--- START GIVEN RECORDS ---

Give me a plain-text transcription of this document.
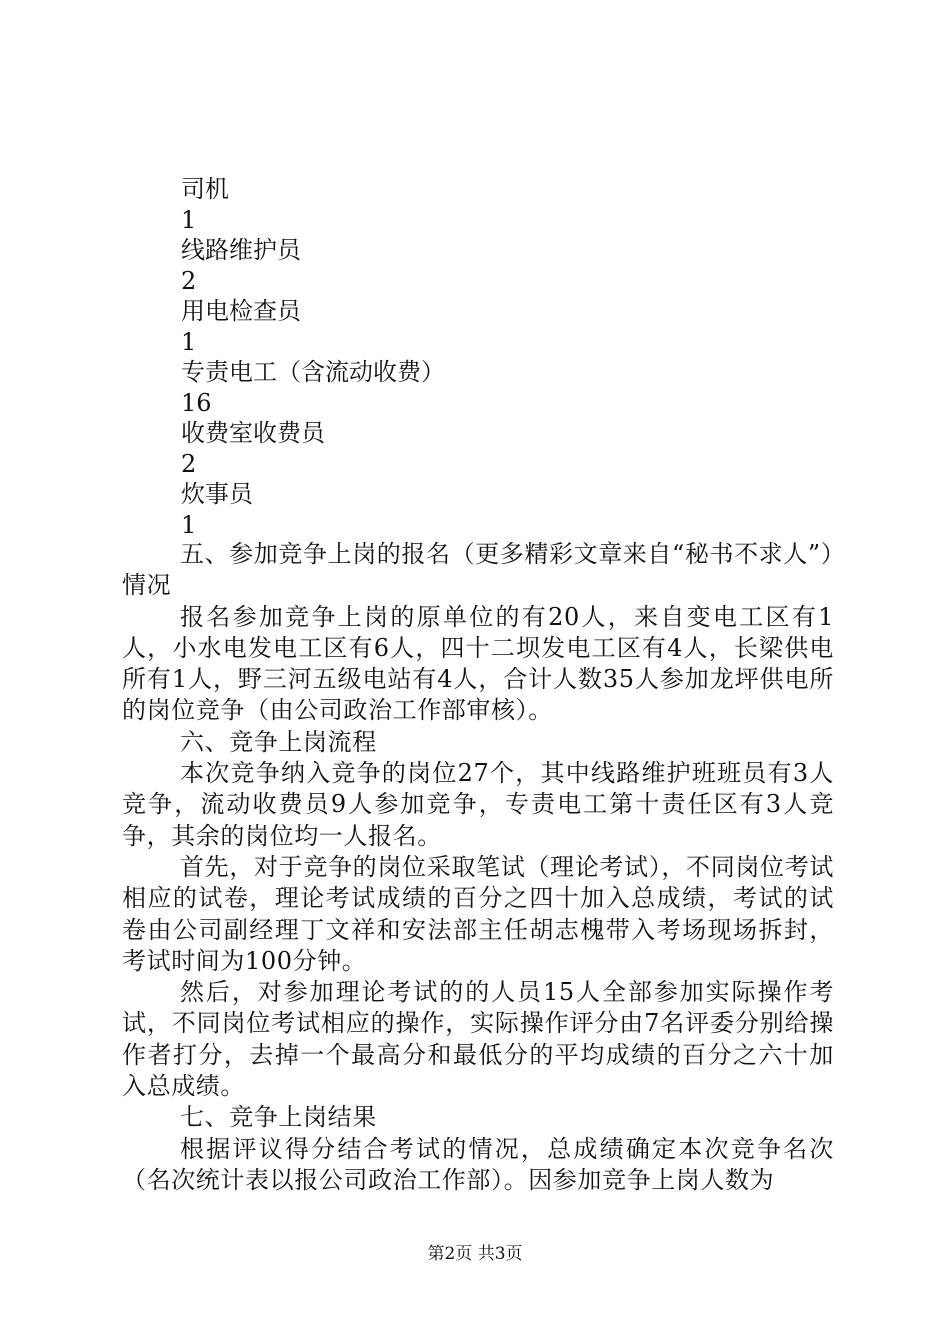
司机
1
线路维护员
2
用电检查员
1
专责电工（含流动收费）
16
收费室收费员
2
炊事员
1

五、参加竞争上岗的报名（更多精彩文章来自“秘书不求人”）情况

报名参加竞争上岗的原单位的有20人，来自变电工区有1人，小水电发电工区有6人，四十二坝发电工区有4人，长梁供电所有1人，野三河五级电站有4人，合计人数35人参加龙坪供电所的岗位竞争（由公司政治工作部审核）。

六、竞争上岗流程

本次竞争纳入竞争的岗位27个，其中线路维护班班员有3人竞争，流动收费员9人参加竞争，专责电工第十责任区有3人竞争，其余的岗位均一人报名。

首先，对于竞争的岗位采取笔试（理论考试），不同岗位考试相应的试卷，理论考试成绩的百分之四十加入总成绩，考试的试卷由公司副经理丁文祥和安法部主任胡志槐带入考场现场拆封，考试时间为100分钟。

然后，对参加理论考试的的人员15人全部参加实际操作考试，不同岗位考试相应的操作，实际操作评分由7名评委分别给操作者打分，去掉一个最高分和最低分的平均成绩的百分之六十加入总成绩。

七、竞争上岗结果

根据评议得分结合考试的情况，总成绩确定本次竞争名次（名次统计表以报公司政治工作部）。因参加竞争上岗人数为

第2页 共3页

--- END GIVEN RECORDS ---

* EXERCISE BRIEF *
Using the material above, return every line exactly as it appears, minus the pictures.

* OUTPUT OF THE TASK *
Give me a plain-text transcription of this document.
司机
1
线路维护员
2
用电检查员
1
专责电工（含流动收费）
16
收费室收费员
2
炊事员
1

五、参加竞争上岗的报名（更多精彩文章来自“秘书不求人”）情况

报名参加竞争上岗的原单位的有20人，来自变电工区有1人，小水电发电工区有6人，四十二坝发电工区有4人，长梁供电所有1人，野三河五级电站有4人，合计人数35人参加龙坪供电所的岗位竞争（由公司政治工作部审核）。

六、竞争上岗流程

本次竞争纳入竞争的岗位27个，其中线路维护班班员有3人竞争，流动收费员9人参加竞争，专责电工第十责任区有3人竞争，其余的岗位均一人报名。

首先，对于竞争的岗位采取笔试（理论考试），不同岗位考试相应的试卷，理论考试成绩的百分之四十加入总成绩，考试的试卷由公司副经理丁文祥和安法部主任胡志槐带入考场现场拆封，考试时间为100分钟。

然后，对参加理论考试的的人员15人全部参加实际操作考试，不同岗位考试相应的操作，实际操作评分由7名评委分别给操作者打分，去掉一个最高分和最低分的平均成绩的百分之六十加入总成绩。

七、竞争上岗结果

根据评议得分结合考试的情况，总成绩确定本次竞争名次（名次统计表以报公司政治工作部）。因参加竞争上岗人数为

第2页 共3页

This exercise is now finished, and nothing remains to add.